§ SET PROBLEM
Each record that follows should be repeated exactly, minus any images.
━━━ DATA RECORDS
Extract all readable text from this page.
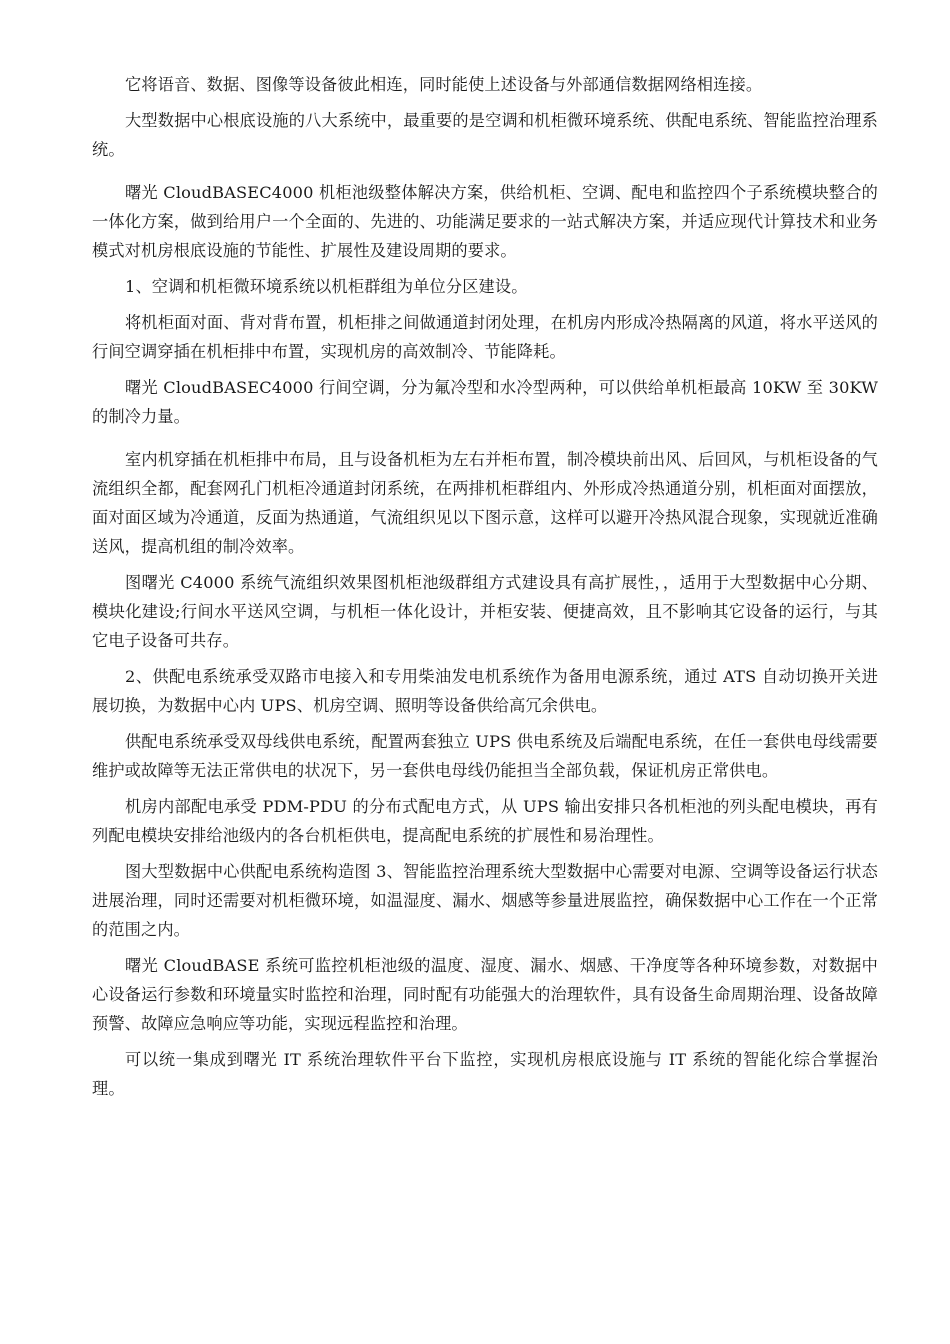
它将语音、数据、图像等设备彼此相连，同时能使上述设备与外部通信数据网络相连接。

大型数据中心根底设施的八大系统中，最重要的是空调和机柜微环境系统、供配电系统、智能监控治理系统。

曙光 CloudBASEC4000 机柜池级整体解决方案，供给机柜、空调、配电和监控四个子系统模块整合的一体化方案，做到给用户一个全面的、先进的、功能满足要求的一站式解决方案，并适应现代计算技术和业务模式对机房根底设施的节能性、扩展性及建设周期的要求。

1、空调和机柜微环境系统以机柜群组为单位分区建设。

将机柜面对面、背对背布置，机柜排之间做通道封闭处理，在机房内形成冷热隔离的风道，将水平送风的行间空调穿插在机柜排中布置，实现机房的高效制冷、节能降耗。

曙光 CloudBASEC4000 行间空调，分为氟冷型和水冷型两种，可以供给单机柜最高 10KW 至 30KW 的制冷力量。

室内机穿插在机柜排中布局，且与设备机柜为左右并柜布置，制冷模块前出风、后回风，与机柜设备的气流组织全都，配套网孔门机柜冷通道封闭系统，在两排机柜群组内、外形成冷热通道分别，机柜面对面摆放，面对面区域为冷通道，反面为热通道，气流组织见以下图示意，这样可以避开冷热风混合现象，实现就近准确送风，提高机组的制冷效率。

图曙光 C4000 系统气流组织效果图机柜池级群组方式建设具有高扩展性，，适用于大型数据中心分期、模块化建设;行间水平送风空调，与机柜一体化设计，并柜安装、便捷高效，且不影响其它设备的运行，与其它电子设备可共存。

2、供配电系统承受双路市电接入和专用柴油发电机系统作为备用电源系统，通过 ATS 自动切换开关进展切换，为数据中心内 UPS、机房空调、照明等设备供给高冗余供电。

供配电系统承受双母线供电系统，配置两套独立 UPS 供电系统及后端配电系统，在任一套供电母线需要维护或故障等无法正常供电的状况下，另一套供电母线仍能担当全部负载，保证机房正常供电。

机房内部配电承受 PDM-PDU 的分布式配电方式，从 UPS 输出安排只各机柜池的列头配电模块，再有列配电模块安排给池级内的各台机柜供电，提高配电系统的扩展性和易治理性。

图大型数据中心供配电系统构造图 3、智能监控治理系统大型数据中心需要对电源、空调等设备运行状态进展治理，同时还需要对机柜微环境，如温湿度、漏水、烟感等参量进展监控，确保数据中心工作在一个正常的范围之内。

曙光 CloudBASE 系统可监控机柜池级的温度、湿度、漏水、烟感、干净度等各种环境参数，对数据中心设备运行参数和环境量实时监控和治理，同时配有功能强大的治理软件，具有设备生命周期治理、设备故障预警、故障应急响应等功能，实现远程监控和治理。

可以统一集成到曙光 IT 系统治理软件平台下监控，实现机房根底设施与 IT 系统的智能化综合掌握治理。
━━━━━━
§ OUTPUT BELOW
Extract all readable text from this page.
它将语音、数据、图像等设备彼此相连，同时能使上述设备与外部通信数据网络相连接。

大型数据中心根底设施的八大系统中，最重要的是空调和机柜微环境系统、供配电系统、智能监控治理系统。

曙光 CloudBASEC4000 机柜池级整体解决方案，供给机柜、空调、配电和监控四个子系统模块整合的一体化方案，做到给用户一个全面的、先进的、功能满足要求的一站式解决方案，并适应现代计算技术和业务模式对机房根底设施的节能性、扩展性及建设周期的要求。

1、空调和机柜微环境系统以机柜群组为单位分区建设。

将机柜面对面、背对背布置，机柜排之间做通道封闭处理，在机房内形成冷热隔离的风道，将水平送风的行间空调穿插在机柜排中布置，实现机房的高效制冷、节能降耗。

曙光 CloudBASEC4000 行间空调，分为氟冷型和水冷型两种，可以供给单机柜最高 10KW 至 30KW 的制冷力量。

室内机穿插在机柜排中布局，且与设备机柜为左右并柜布置，制冷模块前出风、后回风，与机柜设备的气流组织全都，配套网孔门机柜冷通道封闭系统，在两排机柜群组内、外形成冷热通道分别，机柜面对面摆放，面对面区域为冷通道，反面为热通道，气流组织见以下图示意，这样可以避开冷热风混合现象，实现就近准确送风，提高机组的制冷效率。

图曙光 C4000 系统气流组织效果图机柜池级群组方式建设具有高扩展性，，适用于大型数据中心分期、模块化建设;行间水平送风空调，与机柜一体化设计，并柜安装、便捷高效，且不影响其它设备的运行，与其它电子设备可共存。

2、供配电系统承受双路市电接入和专用柴油发电机系统作为备用电源系统，通过 ATS 自动切换开关进展切换，为数据中心内 UPS、机房空调、照明等设备供给高冗余供电。

供配电系统承受双母线供电系统，配置两套独立 UPS 供电系统及后端配电系统，在任一套供电母线需要维护或故障等无法正常供电的状况下，另一套供电母线仍能担当全部负载，保证机房正常供电。

机房内部配电承受 PDM-PDU 的分布式配电方式，从 UPS 输出安排只各机柜池的列头配电模块，再有列配电模块安排给池级内的各台机柜供电，提高配电系统的扩展性和易治理性。

图大型数据中心供配电系统构造图 3、智能监控治理系统大型数据中心需要对电源、空调等设备运行状态进展治理，同时还需要对机柜微环境，如温湿度、漏水、烟感等参量进展监控，确保数据中心工作在一个正常的范围之内。

曙光 CloudBASE 系统可监控机柜池级的温度、湿度、漏水、烟感、干净度等各种环境参数，对数据中心设备运行参数和环境量实时监控和治理，同时配有功能强大的治理软件，具有设备生命周期治理、设备故障预警、故障应急响应等功能，实现远程监控和治理。

可以统一集成到曙光 IT 系统治理软件平台下监控，实现机房根底设施与 IT 系统的智能化综合掌握治理。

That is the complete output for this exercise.